┌──
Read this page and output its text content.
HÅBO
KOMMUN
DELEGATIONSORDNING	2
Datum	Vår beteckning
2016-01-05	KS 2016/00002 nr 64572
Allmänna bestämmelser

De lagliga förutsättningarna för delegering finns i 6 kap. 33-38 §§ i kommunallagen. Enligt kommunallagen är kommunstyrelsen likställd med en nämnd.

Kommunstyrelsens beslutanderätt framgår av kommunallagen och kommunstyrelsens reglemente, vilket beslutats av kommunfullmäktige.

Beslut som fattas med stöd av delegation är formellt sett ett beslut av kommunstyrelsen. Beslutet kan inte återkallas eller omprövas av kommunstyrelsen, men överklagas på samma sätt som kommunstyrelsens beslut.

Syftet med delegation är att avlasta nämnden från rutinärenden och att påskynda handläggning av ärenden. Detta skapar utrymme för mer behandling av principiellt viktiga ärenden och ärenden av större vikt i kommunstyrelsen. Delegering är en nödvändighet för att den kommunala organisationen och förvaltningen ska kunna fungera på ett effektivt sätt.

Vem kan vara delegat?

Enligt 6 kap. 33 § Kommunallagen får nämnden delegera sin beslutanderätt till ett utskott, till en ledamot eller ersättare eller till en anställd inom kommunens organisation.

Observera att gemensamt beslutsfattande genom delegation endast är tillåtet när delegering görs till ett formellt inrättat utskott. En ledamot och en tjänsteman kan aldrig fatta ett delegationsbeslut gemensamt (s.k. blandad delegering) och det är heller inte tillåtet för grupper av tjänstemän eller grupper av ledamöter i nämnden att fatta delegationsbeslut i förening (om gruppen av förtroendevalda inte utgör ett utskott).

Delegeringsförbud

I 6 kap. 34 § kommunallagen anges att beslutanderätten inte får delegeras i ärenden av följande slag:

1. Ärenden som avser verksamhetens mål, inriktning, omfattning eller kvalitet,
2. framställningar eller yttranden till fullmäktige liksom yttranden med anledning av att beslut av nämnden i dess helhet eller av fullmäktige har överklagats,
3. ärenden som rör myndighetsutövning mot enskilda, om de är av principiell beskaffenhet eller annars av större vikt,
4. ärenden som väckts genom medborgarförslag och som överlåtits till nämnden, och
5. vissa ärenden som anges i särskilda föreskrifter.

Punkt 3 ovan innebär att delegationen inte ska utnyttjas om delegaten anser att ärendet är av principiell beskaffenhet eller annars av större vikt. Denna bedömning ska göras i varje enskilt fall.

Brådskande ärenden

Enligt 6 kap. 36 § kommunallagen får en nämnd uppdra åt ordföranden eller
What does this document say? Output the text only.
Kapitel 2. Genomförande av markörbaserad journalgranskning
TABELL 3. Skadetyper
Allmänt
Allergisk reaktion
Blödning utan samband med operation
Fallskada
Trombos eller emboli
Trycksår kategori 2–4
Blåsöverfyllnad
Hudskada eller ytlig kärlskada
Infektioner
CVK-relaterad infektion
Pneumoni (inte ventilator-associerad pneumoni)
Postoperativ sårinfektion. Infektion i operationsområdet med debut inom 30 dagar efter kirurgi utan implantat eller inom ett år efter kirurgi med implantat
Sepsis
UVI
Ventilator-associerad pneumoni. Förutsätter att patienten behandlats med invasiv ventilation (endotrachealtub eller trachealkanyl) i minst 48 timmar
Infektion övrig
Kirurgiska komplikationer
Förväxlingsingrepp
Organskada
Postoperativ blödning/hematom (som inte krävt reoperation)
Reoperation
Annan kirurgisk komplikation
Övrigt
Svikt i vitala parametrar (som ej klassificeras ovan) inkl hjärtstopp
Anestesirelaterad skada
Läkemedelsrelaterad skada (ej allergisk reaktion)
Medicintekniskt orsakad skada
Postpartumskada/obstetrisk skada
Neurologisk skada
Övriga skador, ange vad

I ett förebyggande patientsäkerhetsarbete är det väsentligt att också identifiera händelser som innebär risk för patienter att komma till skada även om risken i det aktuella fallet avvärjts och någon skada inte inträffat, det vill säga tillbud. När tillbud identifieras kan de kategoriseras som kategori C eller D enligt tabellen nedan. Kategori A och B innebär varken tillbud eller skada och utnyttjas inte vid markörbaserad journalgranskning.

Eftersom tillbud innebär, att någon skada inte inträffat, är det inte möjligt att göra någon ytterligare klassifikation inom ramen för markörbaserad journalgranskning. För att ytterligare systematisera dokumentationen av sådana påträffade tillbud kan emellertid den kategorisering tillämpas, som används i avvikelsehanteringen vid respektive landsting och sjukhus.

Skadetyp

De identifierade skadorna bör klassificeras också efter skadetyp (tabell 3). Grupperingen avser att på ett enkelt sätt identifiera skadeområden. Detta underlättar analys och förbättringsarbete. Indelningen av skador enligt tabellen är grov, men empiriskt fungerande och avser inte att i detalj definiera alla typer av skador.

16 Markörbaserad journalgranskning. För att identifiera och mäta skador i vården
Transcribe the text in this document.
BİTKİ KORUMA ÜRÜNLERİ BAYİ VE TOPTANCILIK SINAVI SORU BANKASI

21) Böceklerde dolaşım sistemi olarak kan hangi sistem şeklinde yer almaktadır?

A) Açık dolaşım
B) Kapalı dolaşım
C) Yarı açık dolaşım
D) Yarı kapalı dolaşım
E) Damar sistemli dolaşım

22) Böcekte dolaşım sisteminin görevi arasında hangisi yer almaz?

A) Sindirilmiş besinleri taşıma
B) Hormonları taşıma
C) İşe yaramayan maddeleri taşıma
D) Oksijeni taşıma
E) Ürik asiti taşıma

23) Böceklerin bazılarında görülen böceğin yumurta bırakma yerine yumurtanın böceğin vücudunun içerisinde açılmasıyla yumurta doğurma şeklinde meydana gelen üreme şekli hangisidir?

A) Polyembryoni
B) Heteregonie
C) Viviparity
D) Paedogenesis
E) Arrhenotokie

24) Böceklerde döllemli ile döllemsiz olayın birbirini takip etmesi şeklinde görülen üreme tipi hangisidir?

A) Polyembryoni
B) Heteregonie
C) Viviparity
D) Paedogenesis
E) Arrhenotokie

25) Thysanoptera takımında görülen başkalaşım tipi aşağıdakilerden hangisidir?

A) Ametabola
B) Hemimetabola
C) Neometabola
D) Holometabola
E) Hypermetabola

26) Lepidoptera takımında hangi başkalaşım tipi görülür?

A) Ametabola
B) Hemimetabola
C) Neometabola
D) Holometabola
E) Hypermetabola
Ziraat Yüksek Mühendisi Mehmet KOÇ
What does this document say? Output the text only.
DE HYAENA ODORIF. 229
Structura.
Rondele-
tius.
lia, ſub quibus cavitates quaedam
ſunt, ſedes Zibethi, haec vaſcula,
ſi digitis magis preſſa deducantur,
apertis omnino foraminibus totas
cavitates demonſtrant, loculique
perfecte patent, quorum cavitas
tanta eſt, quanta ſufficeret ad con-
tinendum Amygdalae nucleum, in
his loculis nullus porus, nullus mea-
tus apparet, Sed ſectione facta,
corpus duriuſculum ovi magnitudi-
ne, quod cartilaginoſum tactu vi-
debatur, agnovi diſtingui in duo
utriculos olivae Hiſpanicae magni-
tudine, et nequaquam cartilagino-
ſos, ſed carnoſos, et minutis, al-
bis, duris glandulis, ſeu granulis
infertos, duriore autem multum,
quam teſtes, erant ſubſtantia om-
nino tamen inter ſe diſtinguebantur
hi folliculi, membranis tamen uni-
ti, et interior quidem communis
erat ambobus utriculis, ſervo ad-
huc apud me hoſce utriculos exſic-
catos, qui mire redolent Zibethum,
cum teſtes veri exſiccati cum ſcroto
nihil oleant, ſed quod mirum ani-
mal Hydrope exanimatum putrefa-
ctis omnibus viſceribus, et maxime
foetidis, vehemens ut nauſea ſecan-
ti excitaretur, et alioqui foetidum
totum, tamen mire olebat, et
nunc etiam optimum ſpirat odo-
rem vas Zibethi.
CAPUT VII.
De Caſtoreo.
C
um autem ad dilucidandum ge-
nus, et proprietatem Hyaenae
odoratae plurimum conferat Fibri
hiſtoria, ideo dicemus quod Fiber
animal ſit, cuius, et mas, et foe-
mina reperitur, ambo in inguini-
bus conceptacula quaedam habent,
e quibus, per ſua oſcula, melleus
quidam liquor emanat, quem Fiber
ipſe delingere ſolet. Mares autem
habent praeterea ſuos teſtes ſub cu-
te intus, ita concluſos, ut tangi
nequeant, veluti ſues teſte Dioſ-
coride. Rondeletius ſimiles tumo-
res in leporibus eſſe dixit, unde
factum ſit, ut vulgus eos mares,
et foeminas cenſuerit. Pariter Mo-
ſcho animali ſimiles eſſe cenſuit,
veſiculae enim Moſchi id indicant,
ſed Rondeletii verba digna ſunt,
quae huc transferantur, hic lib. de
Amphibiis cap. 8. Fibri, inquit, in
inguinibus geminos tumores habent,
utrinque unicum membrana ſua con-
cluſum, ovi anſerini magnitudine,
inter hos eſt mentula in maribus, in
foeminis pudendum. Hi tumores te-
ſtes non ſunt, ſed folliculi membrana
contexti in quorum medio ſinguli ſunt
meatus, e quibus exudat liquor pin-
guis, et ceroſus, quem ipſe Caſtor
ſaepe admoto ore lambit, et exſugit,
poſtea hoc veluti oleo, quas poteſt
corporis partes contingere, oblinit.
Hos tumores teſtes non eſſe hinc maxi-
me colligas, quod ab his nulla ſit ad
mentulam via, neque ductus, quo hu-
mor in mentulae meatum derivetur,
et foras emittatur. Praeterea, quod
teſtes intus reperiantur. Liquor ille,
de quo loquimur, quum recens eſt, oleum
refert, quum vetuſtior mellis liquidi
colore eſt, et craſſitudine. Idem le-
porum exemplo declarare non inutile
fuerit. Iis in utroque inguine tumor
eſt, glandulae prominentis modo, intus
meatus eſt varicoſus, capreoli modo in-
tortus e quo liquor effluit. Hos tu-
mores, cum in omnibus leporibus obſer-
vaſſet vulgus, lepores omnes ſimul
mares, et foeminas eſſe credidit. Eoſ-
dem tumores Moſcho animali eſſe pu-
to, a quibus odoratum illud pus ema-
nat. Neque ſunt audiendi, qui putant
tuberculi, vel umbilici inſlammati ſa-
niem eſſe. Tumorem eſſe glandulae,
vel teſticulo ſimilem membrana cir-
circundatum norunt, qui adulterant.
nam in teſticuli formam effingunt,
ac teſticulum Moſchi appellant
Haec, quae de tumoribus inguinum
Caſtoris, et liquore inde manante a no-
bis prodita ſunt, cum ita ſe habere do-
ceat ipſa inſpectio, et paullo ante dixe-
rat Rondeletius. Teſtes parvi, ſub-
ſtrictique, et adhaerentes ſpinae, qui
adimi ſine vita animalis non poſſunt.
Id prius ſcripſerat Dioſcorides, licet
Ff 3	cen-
└──
What the task requires: Please copy out each line of the material that holds the string "Moſchi".

Written response:
veſiculae enim Moſchi id indicant,
ac teſticulum Moſchi appellant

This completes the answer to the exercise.